■ THE EXERCISE ■
Pictures stay out of the copy; output exactly the lines from the one containing "What's the underlying" through the end of the material.

(Figure dataset records)
================

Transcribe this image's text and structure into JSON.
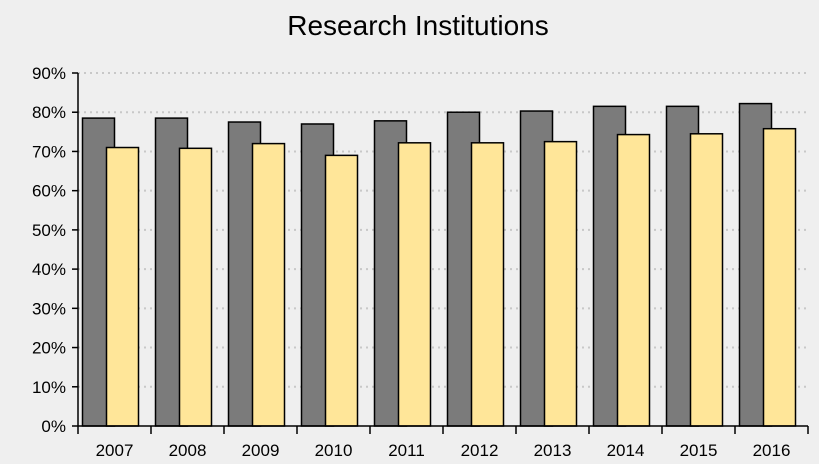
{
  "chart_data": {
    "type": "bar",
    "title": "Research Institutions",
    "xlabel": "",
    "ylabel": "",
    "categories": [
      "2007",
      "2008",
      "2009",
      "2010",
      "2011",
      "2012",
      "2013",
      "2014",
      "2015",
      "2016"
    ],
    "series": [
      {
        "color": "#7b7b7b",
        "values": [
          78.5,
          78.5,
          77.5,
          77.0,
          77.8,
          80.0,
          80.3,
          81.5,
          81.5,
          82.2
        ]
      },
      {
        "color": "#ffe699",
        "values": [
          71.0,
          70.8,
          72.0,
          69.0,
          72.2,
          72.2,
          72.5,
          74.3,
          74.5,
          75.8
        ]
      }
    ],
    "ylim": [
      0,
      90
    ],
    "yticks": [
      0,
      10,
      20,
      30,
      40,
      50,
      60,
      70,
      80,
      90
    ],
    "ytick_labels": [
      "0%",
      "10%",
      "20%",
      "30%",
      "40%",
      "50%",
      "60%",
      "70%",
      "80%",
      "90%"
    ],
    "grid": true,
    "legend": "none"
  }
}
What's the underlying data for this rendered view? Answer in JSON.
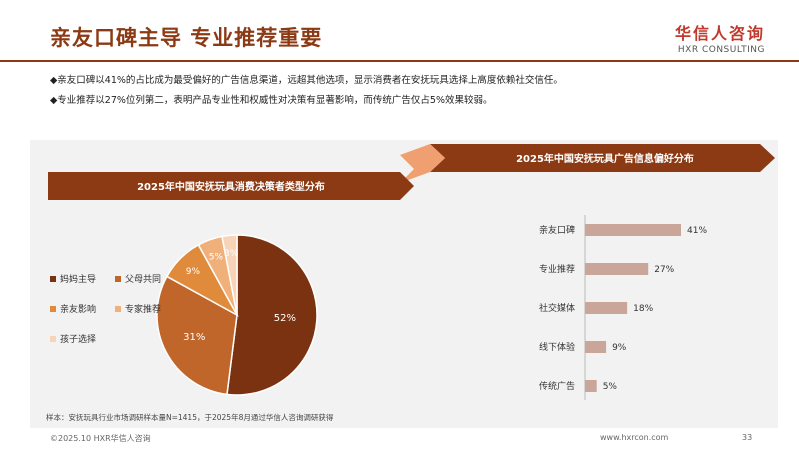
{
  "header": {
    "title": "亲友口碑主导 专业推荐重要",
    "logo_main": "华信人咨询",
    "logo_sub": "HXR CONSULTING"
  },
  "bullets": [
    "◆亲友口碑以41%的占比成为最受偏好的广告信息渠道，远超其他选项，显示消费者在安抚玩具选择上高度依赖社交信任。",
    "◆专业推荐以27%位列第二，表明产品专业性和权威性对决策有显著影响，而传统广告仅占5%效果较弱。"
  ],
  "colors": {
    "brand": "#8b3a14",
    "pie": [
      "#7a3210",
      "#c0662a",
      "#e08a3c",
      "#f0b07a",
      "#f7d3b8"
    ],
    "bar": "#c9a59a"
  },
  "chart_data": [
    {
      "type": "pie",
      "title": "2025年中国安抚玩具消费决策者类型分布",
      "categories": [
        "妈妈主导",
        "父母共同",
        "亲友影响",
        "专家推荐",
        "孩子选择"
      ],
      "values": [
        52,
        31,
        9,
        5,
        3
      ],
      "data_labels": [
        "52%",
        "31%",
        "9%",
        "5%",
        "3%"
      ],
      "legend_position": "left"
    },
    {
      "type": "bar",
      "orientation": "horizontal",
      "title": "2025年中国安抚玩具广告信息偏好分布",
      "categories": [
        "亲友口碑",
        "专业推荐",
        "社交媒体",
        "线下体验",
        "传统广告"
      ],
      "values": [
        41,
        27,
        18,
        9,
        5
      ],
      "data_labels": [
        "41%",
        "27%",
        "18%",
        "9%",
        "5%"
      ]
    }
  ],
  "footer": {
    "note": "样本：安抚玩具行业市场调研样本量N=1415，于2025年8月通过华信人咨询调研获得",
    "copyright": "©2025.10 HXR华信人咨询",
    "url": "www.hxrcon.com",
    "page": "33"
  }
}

================

■ THE ANSWER ■
What's the underlying data for this rendered view? Answer in JSON.
{
  "header": {
    "title": "亲友口碑主导 专业推荐重要",
    "logo_main": "华信人咨询",
    "logo_sub": "HXR CONSULTING"
  },
  "bullets": [
    "◆亲友口碑以41%的占比成为最受偏好的广告信息渠道，远超其他选项，显示消费者在安抚玩具选择上高度依赖社交信任。",
    "◆专业推荐以27%位列第二，表明产品专业性和权威性对决策有显著影响，而传统广告仅占5%效果较弱。"
  ],
  "colors": {
    "brand": "#8b3a14",
    "pie": [
      "#7a3210",
      "#c0662a",
      "#e08a3c",
      "#f0b07a",
      "#f7d3b8"
    ],
    "bar": "#c9a59a"
  },
  "chart_data": [
    {
      "type": "pie",
      "title": "2025年中国安抚玩具消费决策者类型分布",
      "categories": [
        "妈妈主导",
        "父母共同",
        "亲友影响",
        "专家推荐",
        "孩子选择"
      ],
      "values": [
        52,
        31,
        9,
        5,
        3
      ],
      "data_labels": [
        "52%",
        "31%",
        "9%",
        "5%",
        "3%"
      ],
      "legend_position": "left"
    },
    {
      "type": "bar",
      "orientation": "horizontal",
      "title": "2025年中国安抚玩具广告信息偏好分布",
      "categories": [
        "亲友口碑",
        "专业推荐",
        "社交媒体",
        "线下体验",
        "传统广告"
      ],
      "values": [
        41,
        27,
        18,
        9,
        5
      ],
      "data_labels": [
        "41%",
        "27%",
        "18%",
        "9%",
        "5%"
      ]
    }
  ],
  "footer": {
    "note": "样本：安抚玩具行业市场调研样本量N=1415，于2025年8月通过华信人咨询调研获得",
    "copyright": "©2025.10 HXR华信人咨询",
    "url": "www.hxrcon.com",
    "page": "33"
  }
}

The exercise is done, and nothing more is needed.